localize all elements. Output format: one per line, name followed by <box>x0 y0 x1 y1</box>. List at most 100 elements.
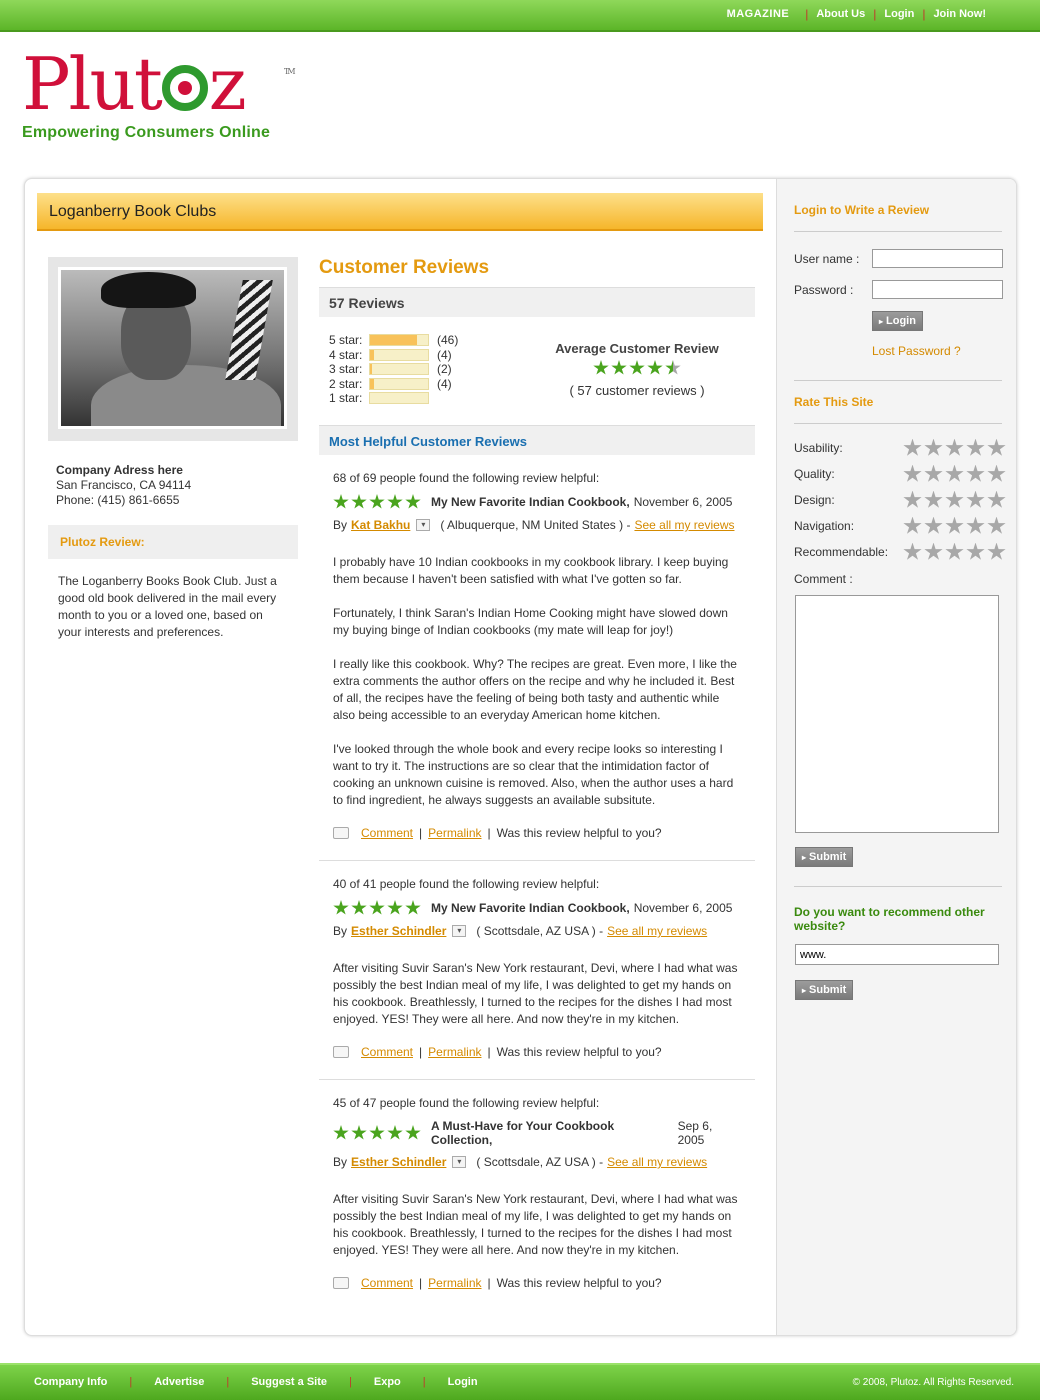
---+---
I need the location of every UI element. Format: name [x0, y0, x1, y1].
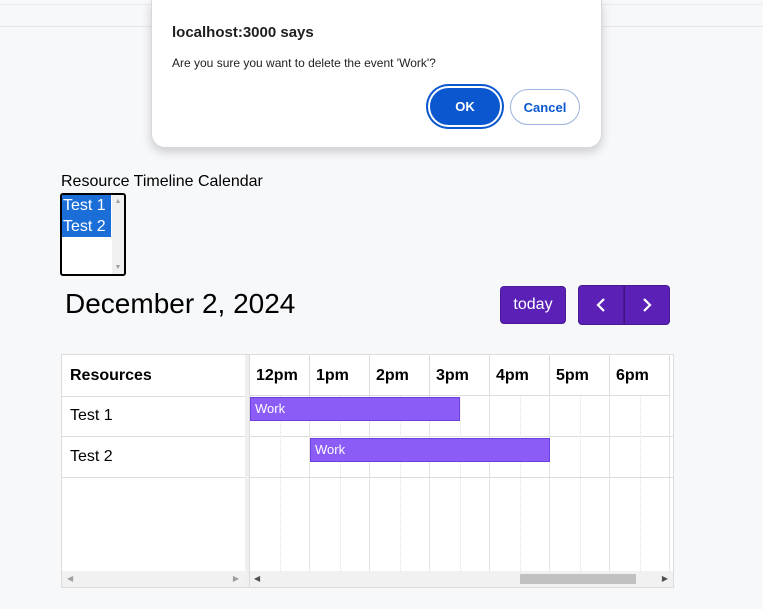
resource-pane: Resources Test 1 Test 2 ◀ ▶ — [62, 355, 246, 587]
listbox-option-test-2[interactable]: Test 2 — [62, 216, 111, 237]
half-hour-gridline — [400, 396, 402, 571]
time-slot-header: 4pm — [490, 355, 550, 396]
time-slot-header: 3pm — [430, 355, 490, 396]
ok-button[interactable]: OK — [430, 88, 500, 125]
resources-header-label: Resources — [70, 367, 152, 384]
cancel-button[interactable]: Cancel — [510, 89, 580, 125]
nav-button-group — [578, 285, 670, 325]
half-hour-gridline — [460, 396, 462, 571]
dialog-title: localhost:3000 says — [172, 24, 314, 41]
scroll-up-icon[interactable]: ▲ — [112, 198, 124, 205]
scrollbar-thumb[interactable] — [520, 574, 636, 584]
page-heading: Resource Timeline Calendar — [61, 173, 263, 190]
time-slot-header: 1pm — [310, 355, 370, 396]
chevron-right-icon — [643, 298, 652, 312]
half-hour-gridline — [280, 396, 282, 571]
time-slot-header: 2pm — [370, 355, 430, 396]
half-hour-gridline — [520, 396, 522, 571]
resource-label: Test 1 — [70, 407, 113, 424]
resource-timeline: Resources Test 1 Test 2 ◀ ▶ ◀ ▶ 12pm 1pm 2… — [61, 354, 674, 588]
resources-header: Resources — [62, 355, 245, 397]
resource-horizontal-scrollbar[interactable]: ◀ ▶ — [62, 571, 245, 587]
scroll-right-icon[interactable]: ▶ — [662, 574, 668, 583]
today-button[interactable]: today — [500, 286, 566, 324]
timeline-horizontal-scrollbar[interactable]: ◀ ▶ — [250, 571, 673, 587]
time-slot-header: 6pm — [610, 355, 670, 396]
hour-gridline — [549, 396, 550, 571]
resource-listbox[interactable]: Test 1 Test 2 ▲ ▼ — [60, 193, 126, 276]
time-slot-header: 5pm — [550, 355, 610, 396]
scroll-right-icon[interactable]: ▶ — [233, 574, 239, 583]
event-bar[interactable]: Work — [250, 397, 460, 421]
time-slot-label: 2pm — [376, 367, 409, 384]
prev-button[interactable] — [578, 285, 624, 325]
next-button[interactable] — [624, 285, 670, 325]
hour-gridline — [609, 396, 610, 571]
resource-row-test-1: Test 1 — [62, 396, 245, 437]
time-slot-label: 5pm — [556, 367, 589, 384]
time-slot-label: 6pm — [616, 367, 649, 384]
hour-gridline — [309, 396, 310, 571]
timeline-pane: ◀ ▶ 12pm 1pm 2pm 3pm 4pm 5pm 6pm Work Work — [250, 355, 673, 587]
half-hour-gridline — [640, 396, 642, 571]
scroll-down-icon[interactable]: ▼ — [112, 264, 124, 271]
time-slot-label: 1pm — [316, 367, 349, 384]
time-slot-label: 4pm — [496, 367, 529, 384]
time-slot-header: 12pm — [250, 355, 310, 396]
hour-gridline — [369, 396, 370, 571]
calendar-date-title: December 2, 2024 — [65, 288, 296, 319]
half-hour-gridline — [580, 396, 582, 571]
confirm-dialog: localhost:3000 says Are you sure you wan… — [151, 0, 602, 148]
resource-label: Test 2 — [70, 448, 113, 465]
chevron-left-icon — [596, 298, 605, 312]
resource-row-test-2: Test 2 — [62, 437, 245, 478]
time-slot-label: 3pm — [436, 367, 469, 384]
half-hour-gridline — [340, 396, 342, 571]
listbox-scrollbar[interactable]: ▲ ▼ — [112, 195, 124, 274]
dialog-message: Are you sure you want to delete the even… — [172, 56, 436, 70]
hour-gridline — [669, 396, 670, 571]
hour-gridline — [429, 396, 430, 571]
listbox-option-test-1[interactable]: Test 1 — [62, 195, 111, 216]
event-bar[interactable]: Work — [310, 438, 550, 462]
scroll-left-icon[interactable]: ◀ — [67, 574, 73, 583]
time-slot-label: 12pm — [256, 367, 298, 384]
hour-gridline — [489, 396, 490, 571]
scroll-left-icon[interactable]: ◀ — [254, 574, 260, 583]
---+---
Please repeat the listing from the line with "I need the location" to the line with "page-heading: Resource Timeline", both included, leaving out the pictures.

I need the location of every UI element. Format: name [x0, y0, x1, y1].
resource-pane: Resources Test 1 Test 2 ◀ ▶ — [62, 355, 246, 587]
listbox-option-test-2[interactable]: Test 2 — [62, 216, 111, 237]
half-hour-gridline — [400, 396, 402, 571]
time-slot-header: 4pm — [490, 355, 550, 396]
time-slot-header: 3pm — [430, 355, 490, 396]
ok-button[interactable]: OK — [430, 88, 500, 125]
resources-header-label: Resources — [70, 367, 152, 384]
cancel-button[interactable]: Cancel — [510, 89, 580, 125]
nav-button-group — [578, 285, 670, 325]
half-hour-gridline — [460, 396, 462, 571]
dialog-title: localhost:3000 says — [172, 24, 314, 41]
scroll-up-icon[interactable]: ▲ — [112, 198, 124, 205]
scrollbar-thumb[interactable] — [520, 574, 636, 584]
page-heading: Resource Timeline Calendar — [61, 173, 263, 190]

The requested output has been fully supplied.